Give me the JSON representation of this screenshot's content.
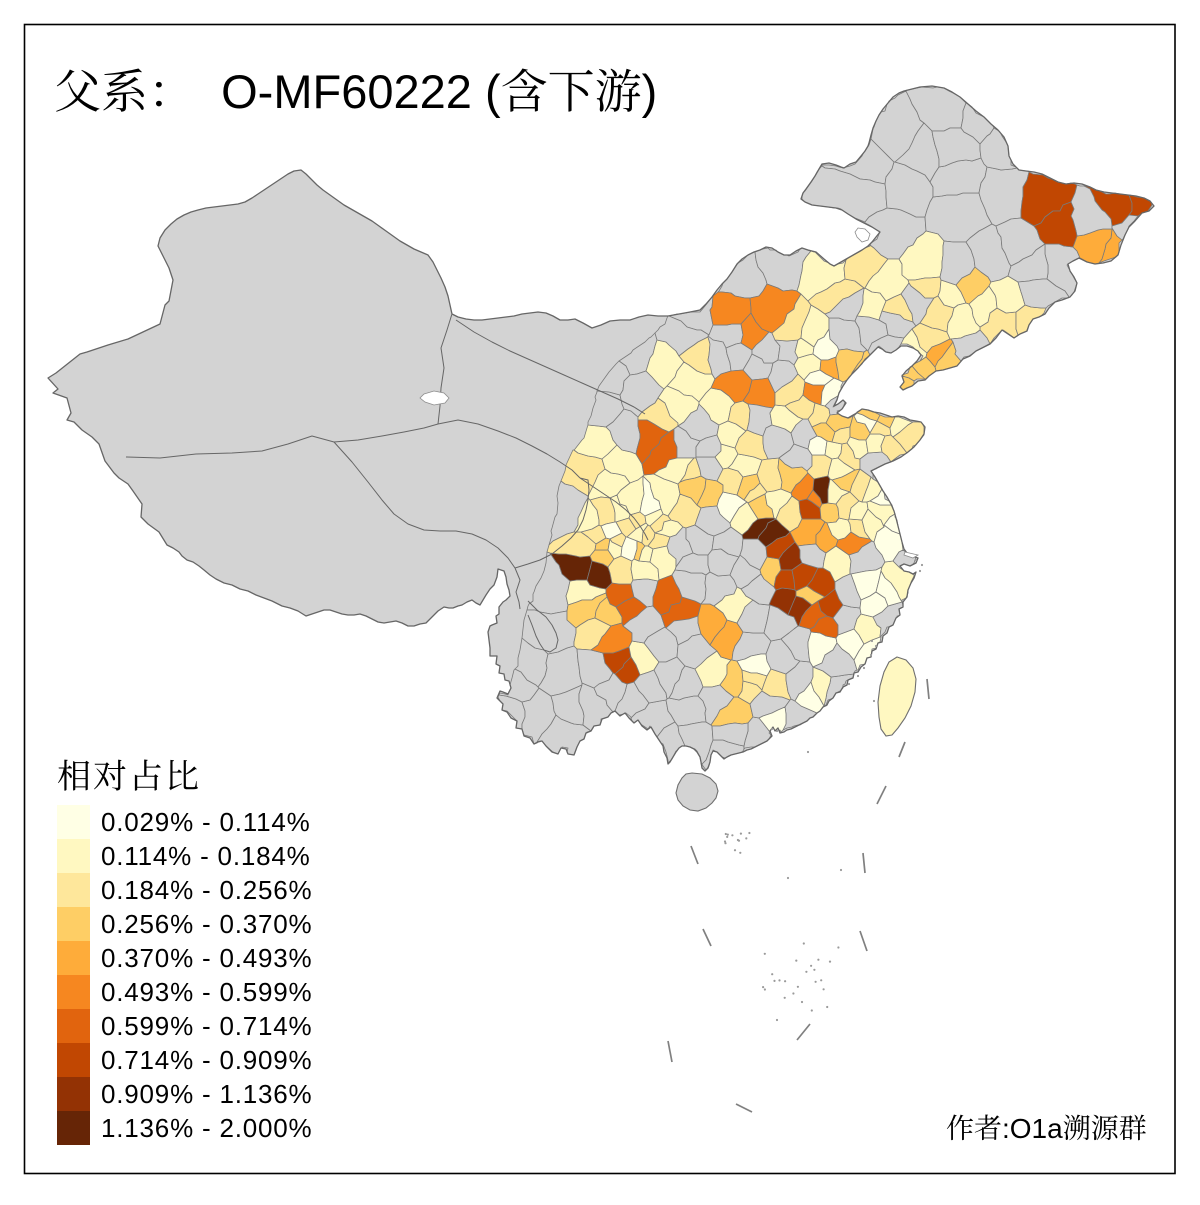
{
  "title": {
    "text": "父系：  O-MF60222 (含下游)"
  },
  "legend": {
    "title": "相对占比",
    "classes": [
      {
        "label": "0.029% - 0.114%",
        "color": "#FFFFE5"
      },
      {
        "label": "0.114% - 0.184%",
        "color": "#FFF8C1"
      },
      {
        "label": "0.184% - 0.256%",
        "color": "#FEE79B"
      },
      {
        "label": "0.256% - 0.370%",
        "color": "#FECE65"
      },
      {
        "label": "0.370% - 0.493%",
        "color": "#FEAC3A"
      },
      {
        "label": "0.493% - 0.599%",
        "color": "#F68720"
      },
      {
        "label": "0.599% - 0.714%",
        "color": "#E1640E"
      },
      {
        "label": "0.714% - 0.909%",
        "color": "#C14702"
      },
      {
        "label": "0.909% - 1.136%",
        "color": "#933204"
      },
      {
        "label": "1.136% - 2.000%",
        "color": "#662506"
      }
    ]
  },
  "credit": {
    "text": "作者:O1a溯源群"
  },
  "map": {
    "region": "China, prefecture level",
    "nodata_fill": "#D3D3D3",
    "sea_fill": "#FFFFFF",
    "boundary_color": "#6F6F6F",
    "cell_boundary_color": "#8C8C8C",
    "frame_color": "#000000",
    "taiwan_class": 2,
    "dash_line_color": "#808080"
  }
}
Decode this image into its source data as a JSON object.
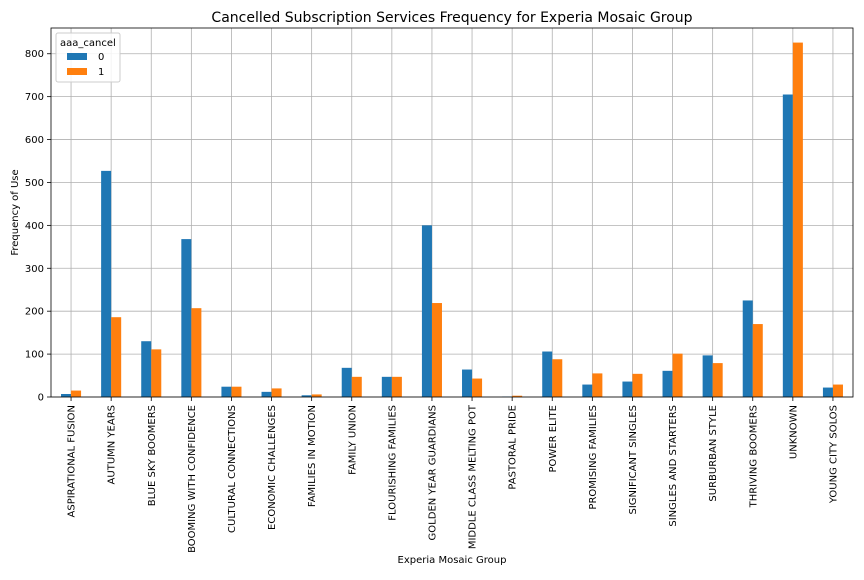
{
  "chart_data": {
    "type": "bar",
    "title": "Cancelled Subscription Services Frequency for Experia Mosaic Group",
    "xlabel": "Experia Mosaic Group",
    "ylabel": "Frequency of Use",
    "ylim": [
      0,
      860
    ],
    "yticks": [
      0,
      100,
      200,
      300,
      400,
      500,
      600,
      700,
      800
    ],
    "grid": true,
    "legend_title": "aaa_cancel",
    "legend_position": "top-left",
    "categories": [
      "ASPIRATIONAL FUSION",
      "AUTUMN YEARS",
      "BLUE SKY BOOMERS",
      "BOOMING WITH CONFIDENCE",
      "CULTURAL CONNECTIONS",
      "ECONOMIC CHALLENGES",
      "FAMILIES IN MOTION",
      "FAMILY UNION",
      "FLOURISHING FAMILIES",
      "GOLDEN YEAR GUARDIANS",
      "MIDDLE CLASS MELTING POT",
      "PASTORAL PRIDE",
      "POWER ELITE",
      "PROMISING FAMILIES",
      "SIGNIFICANT SINGLES",
      "SINGLES AND STARTERS",
      "SURBURBAN STYLE",
      "THRIVING BOOMERS",
      "UNKNOWN",
      "YOUNG CITY SOLOS"
    ],
    "series": [
      {
        "name": "0",
        "color": "#1f77b4",
        "values": [
          7,
          527,
          130,
          368,
          24,
          12,
          4,
          68,
          47,
          400,
          64,
          1,
          106,
          29,
          36,
          61,
          97,
          225,
          705,
          22
        ]
      },
      {
        "name": "1",
        "color": "#ff7f0e",
        "values": [
          15,
          186,
          111,
          207,
          24,
          20,
          6,
          47,
          47,
          219,
          43,
          3,
          88,
          55,
          54,
          101,
          79,
          170,
          826,
          29
        ]
      }
    ]
  }
}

PROBLEM REQUIREMENTS - Repeat every record precisely. Any picture among them stays out of the copy.

ANSWER BELOW -
Give me the JSON representation of this screenshot's content.
{
  "title": {
    "text": "父系：  O-MF60222 (含下游)"
  },
  "legend": {
    "title": "相对占比",
    "classes": [
      {
        "label": "0.029% - 0.114%",
        "color": "#FFFFE5"
      },
      {
        "label": "0.114% - 0.184%",
        "color": "#FFF8C1"
      },
      {
        "label": "0.184% - 0.256%",
        "color": "#FEE79B"
      },
      {
        "label": "0.256% - 0.370%",
        "color": "#FECE65"
      },
      {
        "label": "0.370% - 0.493%",
        "color": "#FEAC3A"
      },
      {
        "label": "0.493% - 0.599%",
        "color": "#F68720"
      },
      {
        "label": "0.599% - 0.714%",
        "color": "#E1640E"
      },
      {
        "label": "0.714% - 0.909%",
        "color": "#C14702"
      },
      {
        "label": "0.909% - 1.136%",
        "color": "#933204"
      },
      {
        "label": "1.136% - 2.000%",
        "color": "#662506"
      }
    ]
  },
  "credit": {
    "text": "作者:O1a溯源群"
  },
  "map": {
    "region": "China, prefecture level",
    "nodata_fill": "#D3D3D3",
    "sea_fill": "#FFFFFF",
    "boundary_color": "#6F6F6F",
    "cell_boundary_color": "#8C8C8C",
    "frame_color": "#000000",
    "taiwan_class": 2,
    "dash_line_color": "#808080"
  }
}
Decode this image into its source data as a JSON object.
{
  "chart_data": {
    "type": "bar",
    "title": "Cancelled Subscription Services Frequency for Experia Mosaic Group",
    "xlabel": "Experia Mosaic Group",
    "ylabel": "Frequency of Use",
    "ylim": [
      0,
      860
    ],
    "yticks": [
      0,
      100,
      200,
      300,
      400,
      500,
      600,
      700,
      800
    ],
    "grid": true,
    "legend_title": "aaa_cancel",
    "legend_position": "top-left",
    "categories": [
      "ASPIRATIONAL FUSION",
      "AUTUMN YEARS",
      "BLUE SKY BOOMERS",
      "BOOMING WITH CONFIDENCE",
      "CULTURAL CONNECTIONS",
      "ECONOMIC CHALLENGES",
      "FAMILIES IN MOTION",
      "FAMILY UNION",
      "FLOURISHING FAMILIES",
      "GOLDEN YEAR GUARDIANS",
      "MIDDLE CLASS MELTING POT",
      "PASTORAL PRIDE",
      "POWER ELITE",
      "PROMISING FAMILIES",
      "SIGNIFICANT SINGLES",
      "SINGLES AND STARTERS",
      "SURBURBAN STYLE",
      "THRIVING BOOMERS",
      "UNKNOWN",
      "YOUNG CITY SOLOS"
    ],
    "series": [
      {
        "name": "0",
        "color": "#1f77b4",
        "values": [
          7,
          527,
          130,
          368,
          24,
          12,
          4,
          68,
          47,
          400,
          64,
          1,
          106,
          29,
          36,
          61,
          97,
          225,
          705,
          22
        ]
      },
      {
        "name": "1",
        "color": "#ff7f0e",
        "values": [
          15,
          186,
          111,
          207,
          24,
          20,
          6,
          47,
          47,
          219,
          43,
          3,
          88,
          55,
          54,
          101,
          79,
          170,
          826,
          29
        ]
      }
    ]
  }
}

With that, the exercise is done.